• [Work to do] Can you reproduce the data beneath, keeping every line exact?

※ ※ ※

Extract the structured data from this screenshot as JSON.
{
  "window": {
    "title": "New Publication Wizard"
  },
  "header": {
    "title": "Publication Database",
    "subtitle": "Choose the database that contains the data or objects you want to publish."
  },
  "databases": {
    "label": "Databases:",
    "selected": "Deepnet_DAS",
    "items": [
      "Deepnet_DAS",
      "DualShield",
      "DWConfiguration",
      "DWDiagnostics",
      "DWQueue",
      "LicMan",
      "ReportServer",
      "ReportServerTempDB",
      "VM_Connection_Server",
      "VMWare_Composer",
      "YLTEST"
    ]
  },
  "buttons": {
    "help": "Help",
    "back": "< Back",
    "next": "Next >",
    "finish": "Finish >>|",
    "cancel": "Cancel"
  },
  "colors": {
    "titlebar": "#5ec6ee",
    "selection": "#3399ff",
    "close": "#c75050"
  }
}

※ ※ ※

• [Exercise output]
Extract the structured data from this screenshot as JSON.
{
  "window": {
    "title": "New Publication Wizard"
  },
  "header": {
    "title": "Publication Database",
    "subtitle": "Choose the database that contains the data or objects you want to publish."
  },
  "databases": {
    "label": "Databases:",
    "selected": "Deepnet_DAS",
    "items": [
      "Deepnet_DAS",
      "DualShield",
      "DWConfiguration",
      "DWDiagnostics",
      "DWQueue",
      "LicMan",
      "ReportServer",
      "ReportServerTempDB",
      "VM_Connection_Server",
      "VMWare_Composer",
      "YLTEST"
    ]
  },
  "buttons": {
    "help": "Help",
    "back": "< Back",
    "next": "Next >",
    "finish": "Finish >>|",
    "cancel": "Cancel"
  },
  "colors": {
    "titlebar": "#5ec6ee",
    "selection": "#3399ff",
    "close": "#c75050"
  }
}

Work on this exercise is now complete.